In the listing below, pick out lines with "Control".

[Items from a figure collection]
_ _ _ _ _ _ _

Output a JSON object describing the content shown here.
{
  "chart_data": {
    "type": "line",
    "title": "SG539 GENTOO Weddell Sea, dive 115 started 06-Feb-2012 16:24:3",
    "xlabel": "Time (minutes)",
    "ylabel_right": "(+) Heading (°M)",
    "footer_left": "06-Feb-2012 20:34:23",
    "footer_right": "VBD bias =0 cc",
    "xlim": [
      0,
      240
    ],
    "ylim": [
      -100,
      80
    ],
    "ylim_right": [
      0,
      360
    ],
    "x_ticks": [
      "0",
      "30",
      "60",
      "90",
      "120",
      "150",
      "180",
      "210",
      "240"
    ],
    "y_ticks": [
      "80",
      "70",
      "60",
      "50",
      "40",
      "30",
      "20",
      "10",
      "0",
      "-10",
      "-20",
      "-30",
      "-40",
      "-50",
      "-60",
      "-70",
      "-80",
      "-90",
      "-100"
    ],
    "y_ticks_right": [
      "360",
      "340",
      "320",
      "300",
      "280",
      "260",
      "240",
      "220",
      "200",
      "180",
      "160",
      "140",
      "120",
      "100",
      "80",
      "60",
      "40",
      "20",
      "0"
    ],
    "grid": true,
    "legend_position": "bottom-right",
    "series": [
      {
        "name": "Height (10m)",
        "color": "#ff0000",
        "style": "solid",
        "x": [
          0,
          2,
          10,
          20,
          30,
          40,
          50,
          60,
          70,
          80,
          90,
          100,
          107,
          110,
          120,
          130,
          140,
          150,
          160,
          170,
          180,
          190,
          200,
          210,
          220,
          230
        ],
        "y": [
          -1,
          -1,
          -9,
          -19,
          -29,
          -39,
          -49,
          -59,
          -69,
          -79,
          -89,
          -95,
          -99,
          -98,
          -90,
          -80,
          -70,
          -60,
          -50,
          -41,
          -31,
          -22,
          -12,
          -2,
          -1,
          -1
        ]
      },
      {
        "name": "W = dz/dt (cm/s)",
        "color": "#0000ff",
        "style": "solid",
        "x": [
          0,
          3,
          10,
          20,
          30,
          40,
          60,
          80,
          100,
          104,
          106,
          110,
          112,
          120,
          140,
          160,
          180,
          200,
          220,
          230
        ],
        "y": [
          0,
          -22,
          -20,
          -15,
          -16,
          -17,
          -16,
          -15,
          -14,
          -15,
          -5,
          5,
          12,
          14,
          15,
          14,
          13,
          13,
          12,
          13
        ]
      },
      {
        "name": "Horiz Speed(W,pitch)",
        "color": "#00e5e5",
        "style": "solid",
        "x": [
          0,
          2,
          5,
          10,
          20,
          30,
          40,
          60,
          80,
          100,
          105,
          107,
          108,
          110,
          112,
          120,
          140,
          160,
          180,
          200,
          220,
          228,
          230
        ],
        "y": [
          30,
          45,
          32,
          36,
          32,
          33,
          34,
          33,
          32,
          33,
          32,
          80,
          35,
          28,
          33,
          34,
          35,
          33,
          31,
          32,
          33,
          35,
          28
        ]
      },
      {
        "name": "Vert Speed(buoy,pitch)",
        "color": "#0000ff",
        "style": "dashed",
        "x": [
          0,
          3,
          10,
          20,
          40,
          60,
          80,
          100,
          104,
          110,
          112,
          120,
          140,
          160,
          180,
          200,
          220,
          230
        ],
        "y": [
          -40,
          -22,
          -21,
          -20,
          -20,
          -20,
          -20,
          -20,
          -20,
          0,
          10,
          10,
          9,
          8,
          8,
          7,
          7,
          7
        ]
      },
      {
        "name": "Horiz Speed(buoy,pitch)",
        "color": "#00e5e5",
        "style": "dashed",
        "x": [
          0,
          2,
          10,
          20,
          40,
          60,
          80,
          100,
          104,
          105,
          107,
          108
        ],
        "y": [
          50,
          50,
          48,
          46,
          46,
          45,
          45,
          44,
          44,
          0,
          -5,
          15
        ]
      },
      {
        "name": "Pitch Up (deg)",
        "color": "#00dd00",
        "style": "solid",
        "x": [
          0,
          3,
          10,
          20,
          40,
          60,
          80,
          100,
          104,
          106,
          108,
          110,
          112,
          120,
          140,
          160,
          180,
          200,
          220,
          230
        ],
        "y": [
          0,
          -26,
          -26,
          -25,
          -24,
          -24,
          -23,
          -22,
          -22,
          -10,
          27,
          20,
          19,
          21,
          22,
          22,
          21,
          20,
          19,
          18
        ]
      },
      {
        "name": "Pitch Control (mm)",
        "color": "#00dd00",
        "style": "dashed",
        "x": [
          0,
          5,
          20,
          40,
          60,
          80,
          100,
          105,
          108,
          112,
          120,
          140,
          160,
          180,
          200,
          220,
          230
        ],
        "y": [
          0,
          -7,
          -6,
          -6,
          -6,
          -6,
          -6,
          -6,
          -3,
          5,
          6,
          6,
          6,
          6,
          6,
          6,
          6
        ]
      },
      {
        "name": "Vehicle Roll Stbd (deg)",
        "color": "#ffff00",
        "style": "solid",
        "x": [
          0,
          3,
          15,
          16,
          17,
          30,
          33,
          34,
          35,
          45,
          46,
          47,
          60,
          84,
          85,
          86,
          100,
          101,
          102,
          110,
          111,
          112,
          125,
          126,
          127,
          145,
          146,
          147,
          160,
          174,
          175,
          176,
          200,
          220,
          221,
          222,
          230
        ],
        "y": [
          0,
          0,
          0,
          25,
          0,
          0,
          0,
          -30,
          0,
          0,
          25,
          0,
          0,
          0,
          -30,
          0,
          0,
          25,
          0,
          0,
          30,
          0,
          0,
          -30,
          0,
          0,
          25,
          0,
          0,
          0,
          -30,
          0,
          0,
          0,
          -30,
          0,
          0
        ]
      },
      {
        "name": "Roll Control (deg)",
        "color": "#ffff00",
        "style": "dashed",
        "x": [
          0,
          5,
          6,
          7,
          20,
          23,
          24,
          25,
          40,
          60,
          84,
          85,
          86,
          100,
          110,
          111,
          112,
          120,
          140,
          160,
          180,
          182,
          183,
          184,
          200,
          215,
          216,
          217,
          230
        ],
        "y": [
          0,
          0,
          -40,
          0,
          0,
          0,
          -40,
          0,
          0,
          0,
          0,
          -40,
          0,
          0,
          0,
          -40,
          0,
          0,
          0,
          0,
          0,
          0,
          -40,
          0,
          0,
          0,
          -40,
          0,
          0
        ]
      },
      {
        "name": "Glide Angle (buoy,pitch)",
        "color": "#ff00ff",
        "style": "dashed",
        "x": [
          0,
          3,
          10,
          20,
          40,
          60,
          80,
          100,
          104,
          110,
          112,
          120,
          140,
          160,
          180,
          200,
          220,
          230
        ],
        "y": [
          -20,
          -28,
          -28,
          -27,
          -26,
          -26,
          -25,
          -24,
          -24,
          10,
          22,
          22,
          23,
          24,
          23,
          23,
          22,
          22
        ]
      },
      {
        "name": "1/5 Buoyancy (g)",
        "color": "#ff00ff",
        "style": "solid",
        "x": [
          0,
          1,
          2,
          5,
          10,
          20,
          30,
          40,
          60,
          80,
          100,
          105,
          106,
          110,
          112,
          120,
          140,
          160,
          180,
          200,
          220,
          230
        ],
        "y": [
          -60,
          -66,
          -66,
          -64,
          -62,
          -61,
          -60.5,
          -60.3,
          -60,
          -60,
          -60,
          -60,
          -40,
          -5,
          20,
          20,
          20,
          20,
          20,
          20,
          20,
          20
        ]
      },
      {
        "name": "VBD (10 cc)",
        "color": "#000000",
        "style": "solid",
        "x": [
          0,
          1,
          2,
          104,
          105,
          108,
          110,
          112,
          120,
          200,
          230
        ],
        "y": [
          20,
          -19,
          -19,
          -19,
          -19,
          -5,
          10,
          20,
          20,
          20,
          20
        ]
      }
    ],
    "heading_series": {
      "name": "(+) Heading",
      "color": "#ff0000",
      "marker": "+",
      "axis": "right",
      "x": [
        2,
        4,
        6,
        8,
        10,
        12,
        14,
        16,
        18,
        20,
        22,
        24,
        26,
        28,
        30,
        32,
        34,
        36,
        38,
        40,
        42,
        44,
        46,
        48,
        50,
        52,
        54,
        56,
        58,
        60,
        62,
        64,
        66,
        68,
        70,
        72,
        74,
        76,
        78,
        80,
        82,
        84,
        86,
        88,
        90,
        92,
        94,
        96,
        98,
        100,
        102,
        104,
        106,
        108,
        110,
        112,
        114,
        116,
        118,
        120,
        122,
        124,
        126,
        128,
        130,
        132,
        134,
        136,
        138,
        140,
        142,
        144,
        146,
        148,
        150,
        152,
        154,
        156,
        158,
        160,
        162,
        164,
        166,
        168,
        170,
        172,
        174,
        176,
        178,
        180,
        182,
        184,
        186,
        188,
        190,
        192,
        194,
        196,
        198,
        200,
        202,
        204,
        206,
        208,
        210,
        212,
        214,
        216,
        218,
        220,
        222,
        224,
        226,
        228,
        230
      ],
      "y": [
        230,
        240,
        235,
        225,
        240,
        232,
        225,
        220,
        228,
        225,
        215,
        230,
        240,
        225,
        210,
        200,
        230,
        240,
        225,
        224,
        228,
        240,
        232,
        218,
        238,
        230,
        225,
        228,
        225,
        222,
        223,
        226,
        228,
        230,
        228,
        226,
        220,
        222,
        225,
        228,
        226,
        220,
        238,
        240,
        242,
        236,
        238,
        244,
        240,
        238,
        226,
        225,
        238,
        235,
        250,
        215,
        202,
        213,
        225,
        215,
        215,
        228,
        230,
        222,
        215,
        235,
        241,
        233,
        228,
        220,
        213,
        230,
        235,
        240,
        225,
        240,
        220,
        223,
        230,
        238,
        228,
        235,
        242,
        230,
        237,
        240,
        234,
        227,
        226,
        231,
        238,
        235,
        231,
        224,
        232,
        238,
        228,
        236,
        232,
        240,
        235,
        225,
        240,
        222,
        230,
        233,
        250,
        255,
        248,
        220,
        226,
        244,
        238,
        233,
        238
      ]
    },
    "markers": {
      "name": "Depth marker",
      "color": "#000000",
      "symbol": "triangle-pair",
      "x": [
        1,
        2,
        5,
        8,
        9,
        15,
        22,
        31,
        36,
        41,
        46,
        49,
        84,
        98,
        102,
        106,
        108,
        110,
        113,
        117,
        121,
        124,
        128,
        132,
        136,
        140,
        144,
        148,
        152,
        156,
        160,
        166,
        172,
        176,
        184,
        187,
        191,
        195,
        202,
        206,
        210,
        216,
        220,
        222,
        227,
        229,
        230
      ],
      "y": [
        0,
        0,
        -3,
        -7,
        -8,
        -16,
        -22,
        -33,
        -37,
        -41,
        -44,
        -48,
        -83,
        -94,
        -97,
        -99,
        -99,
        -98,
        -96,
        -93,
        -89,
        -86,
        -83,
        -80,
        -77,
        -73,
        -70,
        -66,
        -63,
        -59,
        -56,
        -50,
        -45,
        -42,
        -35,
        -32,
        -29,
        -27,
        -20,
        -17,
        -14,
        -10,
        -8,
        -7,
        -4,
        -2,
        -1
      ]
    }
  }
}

_ _ _ _ _ _ _

= Result for this task =
        "name": "Pitch Control (mm)",
        "name": "Roll Control (deg)",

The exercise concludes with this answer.